THE EXERCISE
Of all the lines in the material, how many include the word "rating"? Give only the number.

::: RECORD EXTRACTS :::

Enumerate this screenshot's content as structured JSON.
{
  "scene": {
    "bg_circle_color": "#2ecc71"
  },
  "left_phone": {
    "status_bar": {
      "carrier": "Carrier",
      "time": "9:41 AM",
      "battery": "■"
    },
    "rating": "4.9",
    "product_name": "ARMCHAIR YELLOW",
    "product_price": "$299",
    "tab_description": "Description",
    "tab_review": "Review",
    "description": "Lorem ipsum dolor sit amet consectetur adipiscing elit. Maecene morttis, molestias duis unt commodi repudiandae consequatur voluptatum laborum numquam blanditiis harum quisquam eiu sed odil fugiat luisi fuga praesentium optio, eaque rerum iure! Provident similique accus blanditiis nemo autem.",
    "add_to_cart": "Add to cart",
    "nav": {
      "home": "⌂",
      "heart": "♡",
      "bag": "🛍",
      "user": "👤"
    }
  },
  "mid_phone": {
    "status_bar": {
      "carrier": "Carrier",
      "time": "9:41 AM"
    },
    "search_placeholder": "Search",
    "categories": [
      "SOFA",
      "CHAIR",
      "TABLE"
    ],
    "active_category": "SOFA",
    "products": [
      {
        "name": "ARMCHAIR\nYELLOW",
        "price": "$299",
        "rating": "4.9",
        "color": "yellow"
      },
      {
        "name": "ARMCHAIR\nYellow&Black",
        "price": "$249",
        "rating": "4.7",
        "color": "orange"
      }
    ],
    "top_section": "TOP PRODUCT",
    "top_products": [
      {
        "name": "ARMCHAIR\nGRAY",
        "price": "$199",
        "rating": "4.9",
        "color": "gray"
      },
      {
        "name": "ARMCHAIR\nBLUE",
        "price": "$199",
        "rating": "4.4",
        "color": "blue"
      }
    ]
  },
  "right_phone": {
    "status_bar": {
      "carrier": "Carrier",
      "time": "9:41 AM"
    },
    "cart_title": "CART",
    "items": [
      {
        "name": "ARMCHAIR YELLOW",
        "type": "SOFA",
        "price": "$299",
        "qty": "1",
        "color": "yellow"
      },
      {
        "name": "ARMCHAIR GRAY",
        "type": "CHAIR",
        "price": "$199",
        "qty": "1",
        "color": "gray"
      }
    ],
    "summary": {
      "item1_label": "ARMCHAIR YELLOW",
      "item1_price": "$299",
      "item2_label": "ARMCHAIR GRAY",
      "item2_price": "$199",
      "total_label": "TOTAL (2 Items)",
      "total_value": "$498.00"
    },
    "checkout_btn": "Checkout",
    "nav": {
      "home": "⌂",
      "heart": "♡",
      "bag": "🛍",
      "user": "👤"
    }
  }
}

:::

REPLY TO THE TASK
5